● Job:
Quote, without any change, the line that contains "Read all visible content and emit it as JSON." and all lines that follow it to the end of the data below.

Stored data
>> begin

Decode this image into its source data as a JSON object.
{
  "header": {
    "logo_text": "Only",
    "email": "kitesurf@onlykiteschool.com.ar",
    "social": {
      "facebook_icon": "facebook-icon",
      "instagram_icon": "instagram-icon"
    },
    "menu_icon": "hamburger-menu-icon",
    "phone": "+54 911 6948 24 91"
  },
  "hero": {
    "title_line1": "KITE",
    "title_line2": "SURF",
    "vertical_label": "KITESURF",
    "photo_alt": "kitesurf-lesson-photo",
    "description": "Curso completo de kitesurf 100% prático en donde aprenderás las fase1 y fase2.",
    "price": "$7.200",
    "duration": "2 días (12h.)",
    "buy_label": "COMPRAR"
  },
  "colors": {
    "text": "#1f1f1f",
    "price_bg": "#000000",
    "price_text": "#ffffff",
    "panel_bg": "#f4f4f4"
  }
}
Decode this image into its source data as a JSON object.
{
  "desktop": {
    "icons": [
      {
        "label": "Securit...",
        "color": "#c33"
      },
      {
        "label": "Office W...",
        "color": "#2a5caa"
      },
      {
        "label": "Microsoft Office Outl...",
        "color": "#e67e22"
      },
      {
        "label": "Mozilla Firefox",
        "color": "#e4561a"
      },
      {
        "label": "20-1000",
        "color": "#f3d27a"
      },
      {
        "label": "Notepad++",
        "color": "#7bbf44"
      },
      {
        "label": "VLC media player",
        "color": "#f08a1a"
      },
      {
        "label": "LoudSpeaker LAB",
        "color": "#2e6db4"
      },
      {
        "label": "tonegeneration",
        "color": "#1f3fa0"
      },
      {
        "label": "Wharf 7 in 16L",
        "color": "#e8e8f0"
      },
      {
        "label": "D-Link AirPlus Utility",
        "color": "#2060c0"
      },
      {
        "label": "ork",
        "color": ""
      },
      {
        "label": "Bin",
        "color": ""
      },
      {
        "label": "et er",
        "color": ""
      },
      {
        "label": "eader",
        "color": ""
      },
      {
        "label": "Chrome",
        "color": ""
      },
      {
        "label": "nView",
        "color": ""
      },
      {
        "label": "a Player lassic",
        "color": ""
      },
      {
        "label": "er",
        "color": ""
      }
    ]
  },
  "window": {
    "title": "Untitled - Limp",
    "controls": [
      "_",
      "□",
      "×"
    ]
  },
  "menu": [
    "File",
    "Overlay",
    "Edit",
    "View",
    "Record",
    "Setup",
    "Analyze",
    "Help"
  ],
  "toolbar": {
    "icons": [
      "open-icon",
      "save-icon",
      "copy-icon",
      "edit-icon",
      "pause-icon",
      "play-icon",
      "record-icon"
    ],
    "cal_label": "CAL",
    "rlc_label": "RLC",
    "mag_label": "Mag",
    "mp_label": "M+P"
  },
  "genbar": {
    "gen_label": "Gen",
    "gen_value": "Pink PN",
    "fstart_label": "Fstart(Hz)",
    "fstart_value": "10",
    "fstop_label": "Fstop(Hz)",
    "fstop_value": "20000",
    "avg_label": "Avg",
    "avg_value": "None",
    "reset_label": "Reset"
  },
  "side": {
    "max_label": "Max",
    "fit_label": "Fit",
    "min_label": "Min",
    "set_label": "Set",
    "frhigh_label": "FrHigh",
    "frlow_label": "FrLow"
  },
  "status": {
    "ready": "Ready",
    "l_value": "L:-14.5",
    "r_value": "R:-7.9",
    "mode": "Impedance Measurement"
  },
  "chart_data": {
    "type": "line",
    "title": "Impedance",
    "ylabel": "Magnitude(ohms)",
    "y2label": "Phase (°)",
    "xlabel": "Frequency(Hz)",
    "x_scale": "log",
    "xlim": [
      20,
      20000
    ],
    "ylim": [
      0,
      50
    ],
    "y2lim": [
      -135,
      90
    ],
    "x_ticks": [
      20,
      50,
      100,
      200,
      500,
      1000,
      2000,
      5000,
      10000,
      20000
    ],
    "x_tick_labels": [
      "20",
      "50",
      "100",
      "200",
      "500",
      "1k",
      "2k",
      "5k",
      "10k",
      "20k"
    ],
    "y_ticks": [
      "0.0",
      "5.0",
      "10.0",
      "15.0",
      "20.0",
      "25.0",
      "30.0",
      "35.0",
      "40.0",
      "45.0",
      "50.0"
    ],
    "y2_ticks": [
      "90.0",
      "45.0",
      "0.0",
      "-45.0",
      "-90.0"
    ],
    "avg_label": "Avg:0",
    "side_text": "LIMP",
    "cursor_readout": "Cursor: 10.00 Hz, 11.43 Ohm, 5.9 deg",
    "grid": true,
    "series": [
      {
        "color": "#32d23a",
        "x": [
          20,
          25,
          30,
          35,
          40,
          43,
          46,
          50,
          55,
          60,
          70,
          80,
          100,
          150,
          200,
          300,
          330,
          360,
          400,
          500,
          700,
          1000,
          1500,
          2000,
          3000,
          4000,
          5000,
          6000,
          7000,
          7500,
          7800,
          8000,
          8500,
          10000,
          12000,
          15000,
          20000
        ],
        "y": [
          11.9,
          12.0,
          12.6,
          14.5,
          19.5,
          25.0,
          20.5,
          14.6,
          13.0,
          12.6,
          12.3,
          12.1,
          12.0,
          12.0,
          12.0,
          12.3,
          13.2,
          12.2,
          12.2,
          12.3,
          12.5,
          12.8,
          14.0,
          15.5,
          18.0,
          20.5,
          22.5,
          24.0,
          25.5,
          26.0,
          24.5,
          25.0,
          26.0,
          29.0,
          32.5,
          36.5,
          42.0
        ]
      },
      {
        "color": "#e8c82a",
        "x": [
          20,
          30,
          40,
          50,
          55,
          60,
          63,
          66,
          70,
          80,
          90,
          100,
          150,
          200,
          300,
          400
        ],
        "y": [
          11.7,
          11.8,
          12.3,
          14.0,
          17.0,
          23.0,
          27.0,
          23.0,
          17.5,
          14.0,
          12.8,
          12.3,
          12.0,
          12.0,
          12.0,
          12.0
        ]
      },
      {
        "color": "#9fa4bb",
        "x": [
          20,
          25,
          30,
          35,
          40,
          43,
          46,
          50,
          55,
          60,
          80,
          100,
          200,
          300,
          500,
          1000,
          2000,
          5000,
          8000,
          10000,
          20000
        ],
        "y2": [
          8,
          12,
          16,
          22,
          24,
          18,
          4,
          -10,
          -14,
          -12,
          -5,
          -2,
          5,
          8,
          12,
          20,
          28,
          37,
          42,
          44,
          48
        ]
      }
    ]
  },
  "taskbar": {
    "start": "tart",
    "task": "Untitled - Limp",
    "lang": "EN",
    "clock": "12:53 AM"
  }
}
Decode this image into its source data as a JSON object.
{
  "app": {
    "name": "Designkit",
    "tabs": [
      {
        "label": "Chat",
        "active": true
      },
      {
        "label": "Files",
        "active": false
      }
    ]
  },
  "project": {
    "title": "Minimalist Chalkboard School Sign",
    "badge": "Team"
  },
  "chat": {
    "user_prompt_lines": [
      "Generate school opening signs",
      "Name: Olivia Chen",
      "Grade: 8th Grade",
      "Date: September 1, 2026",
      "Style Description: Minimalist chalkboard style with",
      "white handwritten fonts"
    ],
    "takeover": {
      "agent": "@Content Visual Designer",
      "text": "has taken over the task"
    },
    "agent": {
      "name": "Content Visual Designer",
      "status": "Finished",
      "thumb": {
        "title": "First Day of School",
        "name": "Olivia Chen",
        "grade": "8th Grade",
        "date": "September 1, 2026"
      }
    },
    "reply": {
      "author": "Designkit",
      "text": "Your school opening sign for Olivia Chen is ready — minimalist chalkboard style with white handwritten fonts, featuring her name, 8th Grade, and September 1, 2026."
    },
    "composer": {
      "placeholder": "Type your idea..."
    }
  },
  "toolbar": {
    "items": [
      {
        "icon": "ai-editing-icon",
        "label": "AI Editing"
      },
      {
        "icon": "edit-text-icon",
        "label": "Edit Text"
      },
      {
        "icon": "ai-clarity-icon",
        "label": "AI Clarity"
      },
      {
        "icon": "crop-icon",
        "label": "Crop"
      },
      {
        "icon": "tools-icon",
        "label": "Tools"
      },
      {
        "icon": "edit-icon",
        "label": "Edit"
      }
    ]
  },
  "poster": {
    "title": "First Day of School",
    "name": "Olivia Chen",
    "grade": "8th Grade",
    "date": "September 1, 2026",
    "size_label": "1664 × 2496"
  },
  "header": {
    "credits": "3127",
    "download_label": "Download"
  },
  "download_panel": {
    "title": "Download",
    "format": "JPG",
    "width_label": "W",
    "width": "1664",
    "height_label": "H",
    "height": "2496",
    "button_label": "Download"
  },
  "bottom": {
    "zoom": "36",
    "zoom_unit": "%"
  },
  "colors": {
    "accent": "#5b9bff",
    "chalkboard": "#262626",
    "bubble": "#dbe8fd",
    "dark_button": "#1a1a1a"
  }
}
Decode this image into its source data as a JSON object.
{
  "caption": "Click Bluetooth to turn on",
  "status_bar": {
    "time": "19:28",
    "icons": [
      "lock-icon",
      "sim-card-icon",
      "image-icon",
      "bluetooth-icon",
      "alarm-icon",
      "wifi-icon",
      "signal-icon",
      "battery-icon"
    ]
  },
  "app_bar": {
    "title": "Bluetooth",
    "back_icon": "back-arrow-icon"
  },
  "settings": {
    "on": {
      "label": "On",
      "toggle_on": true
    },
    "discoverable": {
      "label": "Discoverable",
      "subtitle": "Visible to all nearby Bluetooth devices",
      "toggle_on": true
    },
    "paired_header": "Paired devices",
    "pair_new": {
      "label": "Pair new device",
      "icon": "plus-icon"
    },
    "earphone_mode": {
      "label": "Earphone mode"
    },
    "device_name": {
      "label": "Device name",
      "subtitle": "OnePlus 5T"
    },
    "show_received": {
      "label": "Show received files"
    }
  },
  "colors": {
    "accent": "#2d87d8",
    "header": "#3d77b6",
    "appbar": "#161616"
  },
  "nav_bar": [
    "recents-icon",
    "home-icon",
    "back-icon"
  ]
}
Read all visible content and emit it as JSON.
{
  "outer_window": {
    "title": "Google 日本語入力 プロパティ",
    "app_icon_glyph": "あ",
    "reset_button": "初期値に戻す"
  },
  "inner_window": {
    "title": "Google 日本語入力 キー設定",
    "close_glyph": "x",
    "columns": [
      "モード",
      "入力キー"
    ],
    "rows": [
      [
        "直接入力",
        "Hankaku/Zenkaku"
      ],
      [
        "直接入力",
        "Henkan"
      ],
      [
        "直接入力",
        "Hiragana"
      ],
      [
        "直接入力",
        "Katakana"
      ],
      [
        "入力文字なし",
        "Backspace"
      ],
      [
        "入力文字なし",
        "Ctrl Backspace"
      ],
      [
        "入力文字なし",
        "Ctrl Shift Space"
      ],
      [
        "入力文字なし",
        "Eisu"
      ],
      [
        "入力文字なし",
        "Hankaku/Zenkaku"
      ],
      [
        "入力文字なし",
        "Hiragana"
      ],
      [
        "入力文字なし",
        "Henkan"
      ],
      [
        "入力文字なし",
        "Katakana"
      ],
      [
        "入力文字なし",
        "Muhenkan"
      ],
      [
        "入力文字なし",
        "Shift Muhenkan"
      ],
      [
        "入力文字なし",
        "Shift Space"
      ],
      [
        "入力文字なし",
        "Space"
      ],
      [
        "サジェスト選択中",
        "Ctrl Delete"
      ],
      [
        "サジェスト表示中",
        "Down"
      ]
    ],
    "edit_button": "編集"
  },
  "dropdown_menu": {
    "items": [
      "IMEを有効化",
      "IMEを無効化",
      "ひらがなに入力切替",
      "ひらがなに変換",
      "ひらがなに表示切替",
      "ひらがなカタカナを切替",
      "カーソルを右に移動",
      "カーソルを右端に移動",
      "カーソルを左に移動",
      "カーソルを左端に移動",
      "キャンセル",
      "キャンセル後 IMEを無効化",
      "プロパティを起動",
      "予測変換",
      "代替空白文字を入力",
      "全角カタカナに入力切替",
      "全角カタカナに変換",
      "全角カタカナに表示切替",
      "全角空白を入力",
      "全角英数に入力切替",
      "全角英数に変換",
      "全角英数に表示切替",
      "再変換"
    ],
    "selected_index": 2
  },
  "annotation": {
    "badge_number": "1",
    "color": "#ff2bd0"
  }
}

>> end

● Final result:
Read all visible content and emit it as JSON.
{
  "outer_window": {
    "title": "Google 日本語入力 プロパティ",
    "app_icon_glyph": "あ",
    "reset_button": "初期値に戻す"
  },
  "inner_window": {
    "title": "Google 日本語入力 キー設定",
    "close_glyph": "x",
    "columns": [
      "モード",
      "入力キー"
    ],
    "rows": [
      [
        "直接入力",
        "Hankaku/Zenkaku"
      ],
      [
        "直接入力",
        "Henkan"
      ],
      [
        "直接入力",
        "Hiragana"
      ],
      [
        "直接入力",
        "Katakana"
      ],
      [
        "入力文字なし",
        "Backspace"
      ],
      [
        "入力文字なし",
        "Ctrl Backspace"
      ],
      [
        "入力文字なし",
        "Ctrl Shift Space"
      ],
      [
        "入力文字なし",
        "Eisu"
      ],
      [
        "入力文字なし",
        "Hankaku/Zenkaku"
      ],
      [
        "入力文字なし",
        "Hiragana"
      ],
      [
        "入力文字なし",
        "Henkan"
      ],
      [
        "入力文字なし",
        "Katakana"
      ],
      [
        "入力文字なし",
        "Muhenkan"
      ],
      [
        "入力文字なし",
        "Shift Muhenkan"
      ],
      [
        "入力文字なし",
        "Shift Space"
      ],
      [
        "入力文字なし",
        "Space"
      ],
      [
        "サジェスト選択中",
        "Ctrl Delete"
      ],
      [
        "サジェスト表示中",
        "Down"
      ]
    ],
    "edit_button": "編集"
  },
  "dropdown_menu": {
    "items": [
      "IMEを有効化",
      "IMEを無効化",
      "ひらがなに入力切替",
      "ひらがなに変換",
      "ひらがなに表示切替",
      "ひらがなカタカナを切替",
      "カーソルを右に移動",
      "カーソルを右端に移動",
      "カーソルを左に移動",
      "カーソルを左端に移動",
      "キャンセル",
      "キャンセル後 IMEを無効化",
      "プロパティを起動",
      "予測変換",
      "代替空白文字を入力",
      "全角カタカナに入力切替",
      "全角カタカナに変換",
      "全角カタカナに表示切替",
      "全角空白を入力",
      "全角英数に入力切替",
      "全角英数に変換",
      "全角英数に表示切替",
      "再変換"
    ],
    "selected_index": 2
  },
  "annotation": {
    "badge_number": "1",
    "color": "#ff2bd0"
  }
}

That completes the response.